(Required task) Go through the lines below and copy each one that holds the string "document".

---- Entries

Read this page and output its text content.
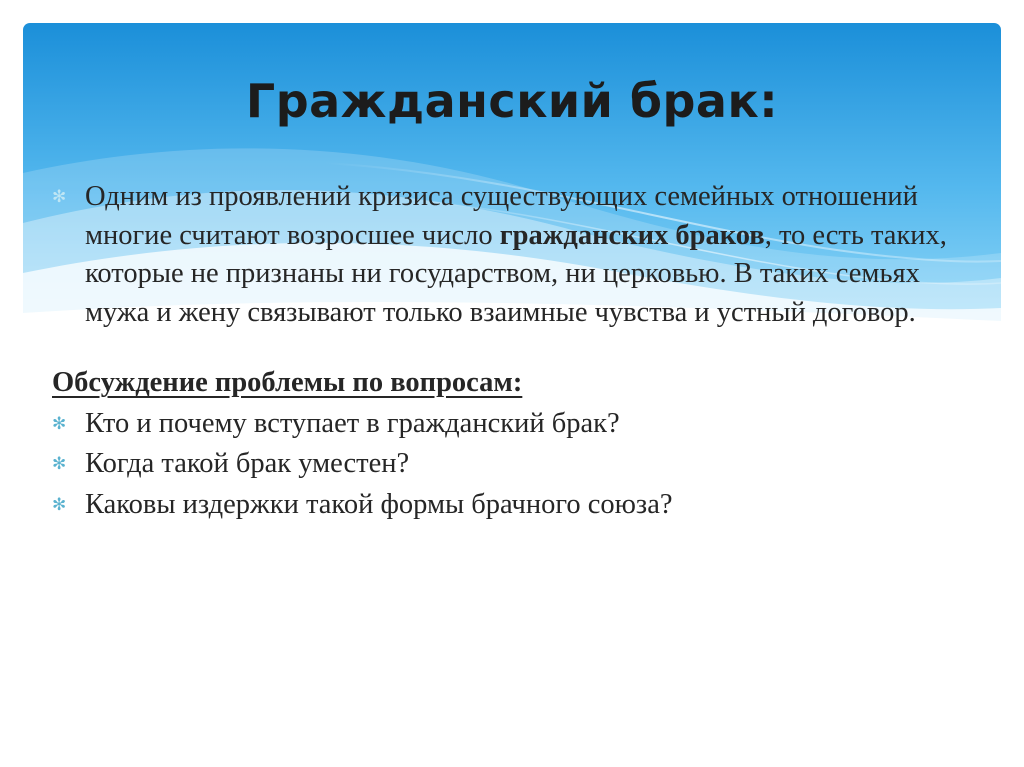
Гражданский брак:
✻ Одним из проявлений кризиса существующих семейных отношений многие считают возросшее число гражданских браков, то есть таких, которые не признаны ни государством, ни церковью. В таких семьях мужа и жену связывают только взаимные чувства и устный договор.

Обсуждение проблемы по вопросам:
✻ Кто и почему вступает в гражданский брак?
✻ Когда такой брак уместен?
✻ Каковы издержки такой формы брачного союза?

--------
---- Entries

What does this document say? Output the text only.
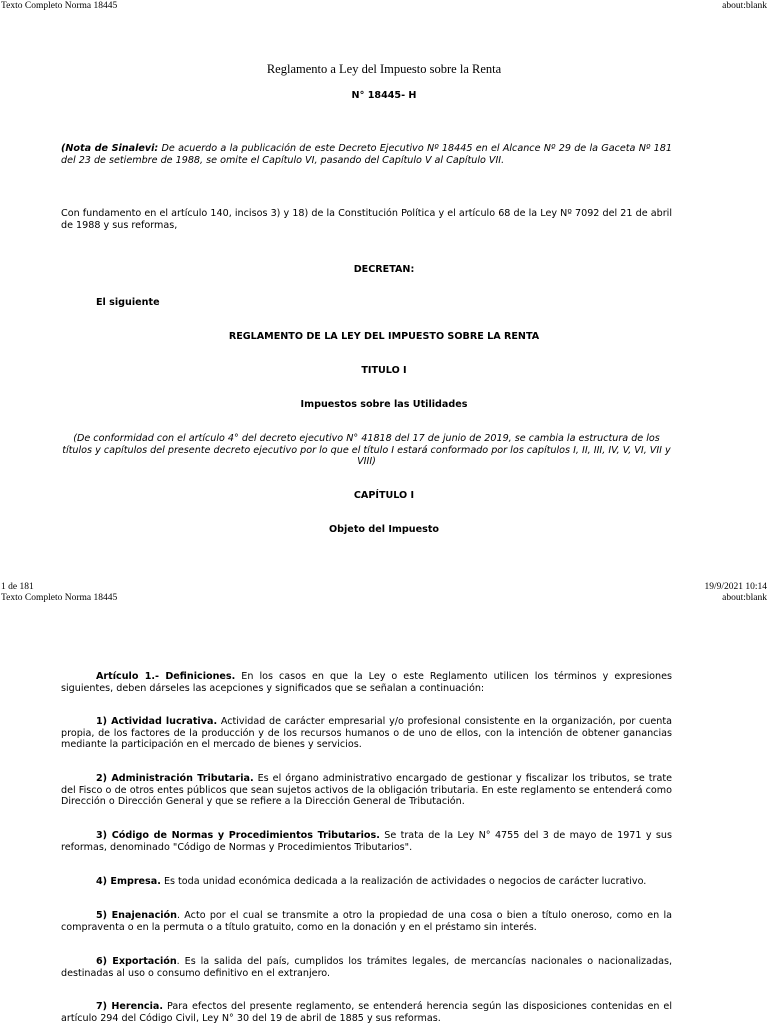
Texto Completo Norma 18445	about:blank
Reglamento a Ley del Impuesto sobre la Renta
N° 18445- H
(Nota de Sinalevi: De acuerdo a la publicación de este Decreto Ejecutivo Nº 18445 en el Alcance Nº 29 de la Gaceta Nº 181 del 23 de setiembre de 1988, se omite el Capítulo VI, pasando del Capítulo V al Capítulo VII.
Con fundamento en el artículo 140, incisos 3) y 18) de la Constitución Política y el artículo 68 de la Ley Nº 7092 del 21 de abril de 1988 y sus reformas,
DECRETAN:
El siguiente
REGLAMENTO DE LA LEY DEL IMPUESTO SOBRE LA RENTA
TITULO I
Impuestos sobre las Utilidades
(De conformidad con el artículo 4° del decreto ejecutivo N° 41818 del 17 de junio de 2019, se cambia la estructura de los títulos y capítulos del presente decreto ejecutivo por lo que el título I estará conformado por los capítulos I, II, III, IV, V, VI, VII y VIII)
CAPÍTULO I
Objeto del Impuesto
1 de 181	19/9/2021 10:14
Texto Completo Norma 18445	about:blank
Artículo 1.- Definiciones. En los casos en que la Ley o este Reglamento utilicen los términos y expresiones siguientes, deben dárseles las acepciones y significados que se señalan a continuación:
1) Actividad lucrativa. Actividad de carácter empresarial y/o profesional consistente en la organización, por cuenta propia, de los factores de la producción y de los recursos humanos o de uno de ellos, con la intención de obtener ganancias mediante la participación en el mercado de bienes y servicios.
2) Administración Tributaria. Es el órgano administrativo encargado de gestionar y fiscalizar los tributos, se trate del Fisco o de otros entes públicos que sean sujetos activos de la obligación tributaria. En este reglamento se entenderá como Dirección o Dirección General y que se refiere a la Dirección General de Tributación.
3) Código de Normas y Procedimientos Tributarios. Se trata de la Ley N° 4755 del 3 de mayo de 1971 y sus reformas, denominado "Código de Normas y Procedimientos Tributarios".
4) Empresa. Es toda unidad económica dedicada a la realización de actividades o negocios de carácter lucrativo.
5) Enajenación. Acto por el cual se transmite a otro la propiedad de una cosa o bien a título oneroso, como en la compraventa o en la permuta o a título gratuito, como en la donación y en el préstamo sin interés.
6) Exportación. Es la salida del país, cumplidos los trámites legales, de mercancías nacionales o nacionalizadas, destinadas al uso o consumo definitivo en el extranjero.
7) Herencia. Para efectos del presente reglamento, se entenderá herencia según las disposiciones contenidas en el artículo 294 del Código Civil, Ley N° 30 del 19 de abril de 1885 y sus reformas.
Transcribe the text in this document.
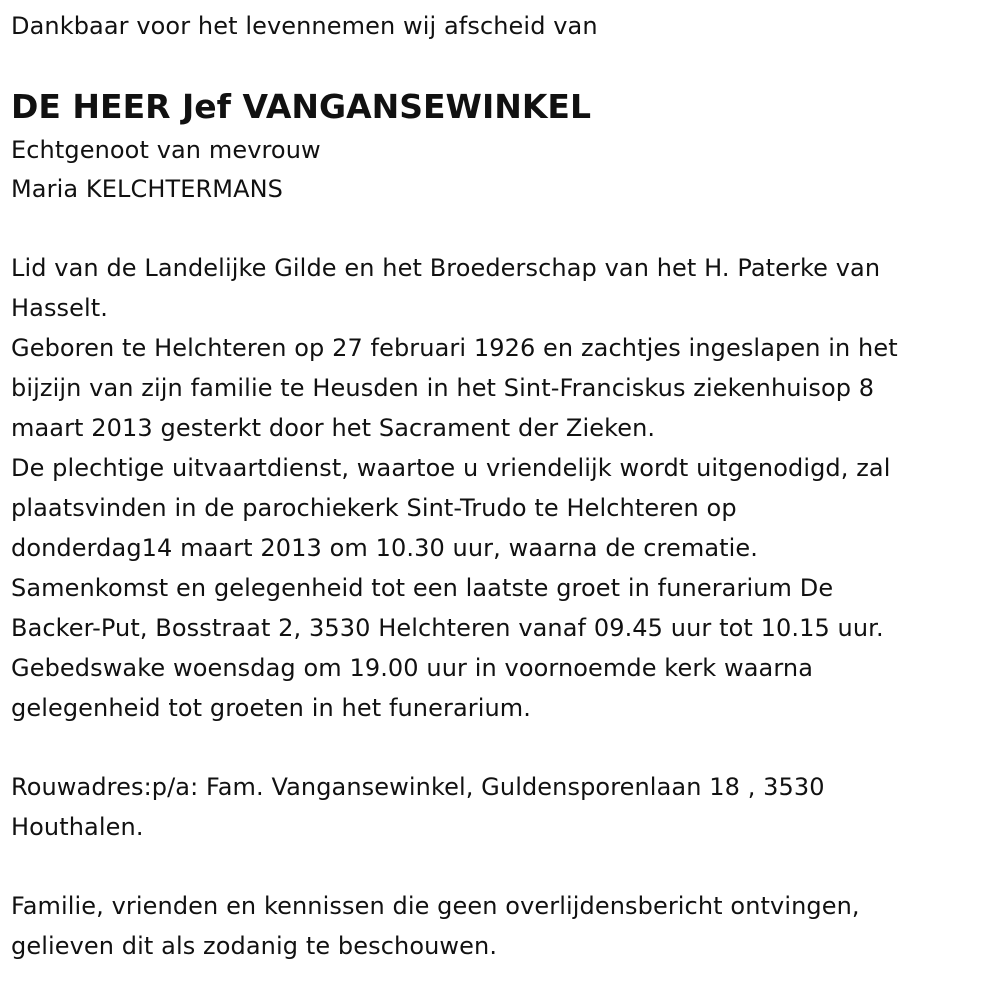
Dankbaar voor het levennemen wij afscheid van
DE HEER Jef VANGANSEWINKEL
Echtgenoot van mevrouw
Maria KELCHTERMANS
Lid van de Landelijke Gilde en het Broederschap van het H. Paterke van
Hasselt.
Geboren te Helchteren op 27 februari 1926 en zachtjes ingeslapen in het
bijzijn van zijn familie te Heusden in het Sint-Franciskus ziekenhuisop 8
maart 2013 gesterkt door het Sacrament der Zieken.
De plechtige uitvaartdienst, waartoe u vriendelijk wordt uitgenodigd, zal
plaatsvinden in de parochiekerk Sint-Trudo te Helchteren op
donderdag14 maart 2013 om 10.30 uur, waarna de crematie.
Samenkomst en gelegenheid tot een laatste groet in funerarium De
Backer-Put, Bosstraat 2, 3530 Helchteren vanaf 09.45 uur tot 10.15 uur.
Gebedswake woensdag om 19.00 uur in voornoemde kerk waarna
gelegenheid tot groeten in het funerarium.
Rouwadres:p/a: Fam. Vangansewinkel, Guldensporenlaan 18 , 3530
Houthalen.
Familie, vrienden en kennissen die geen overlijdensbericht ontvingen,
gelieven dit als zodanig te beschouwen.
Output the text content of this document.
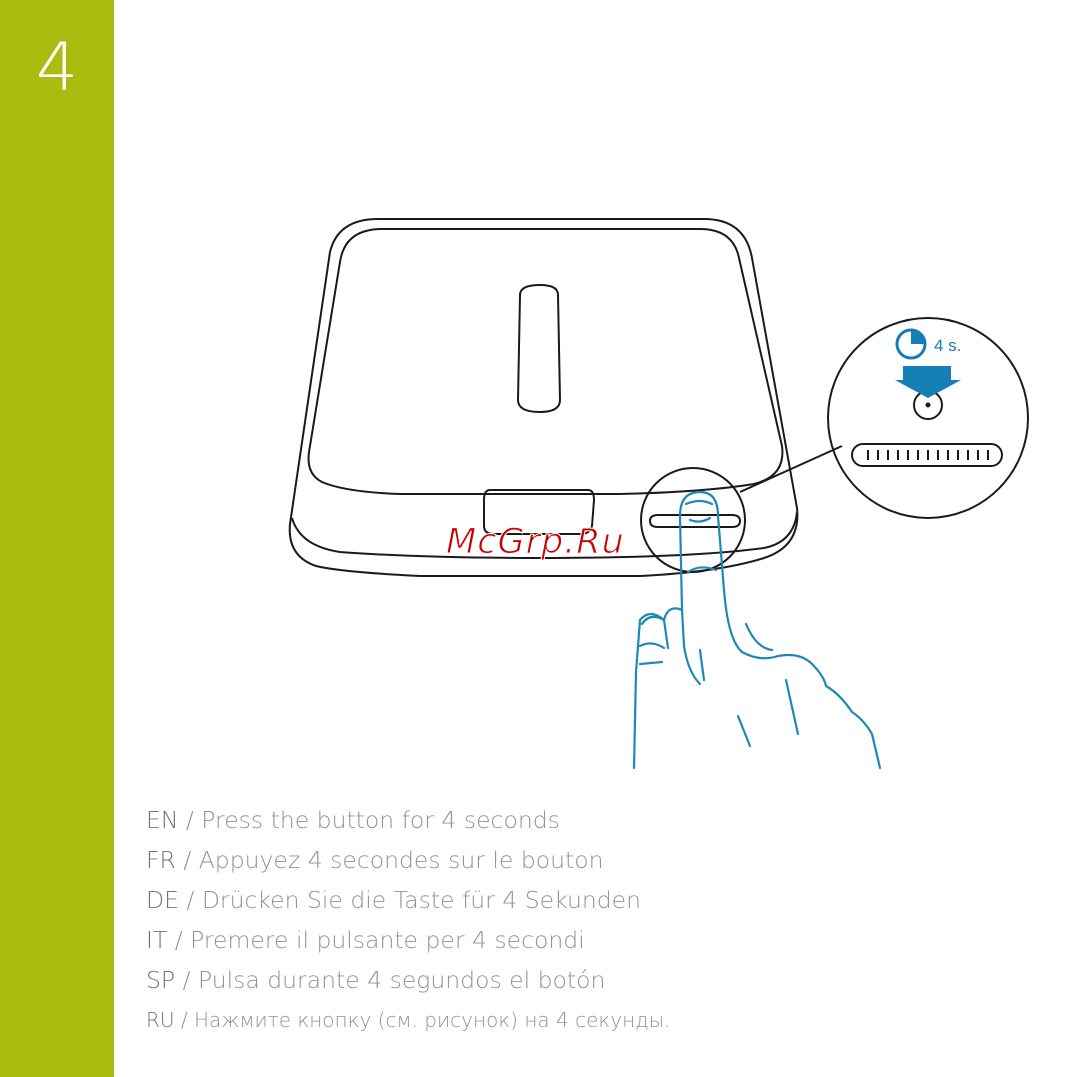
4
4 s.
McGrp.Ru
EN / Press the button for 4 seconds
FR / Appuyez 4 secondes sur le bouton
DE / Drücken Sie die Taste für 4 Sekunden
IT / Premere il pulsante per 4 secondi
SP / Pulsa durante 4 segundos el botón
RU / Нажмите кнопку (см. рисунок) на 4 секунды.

--------

(Final result)
What does this document say? Output the text only.
Transcribe the text in this document.
Output the text content of this document.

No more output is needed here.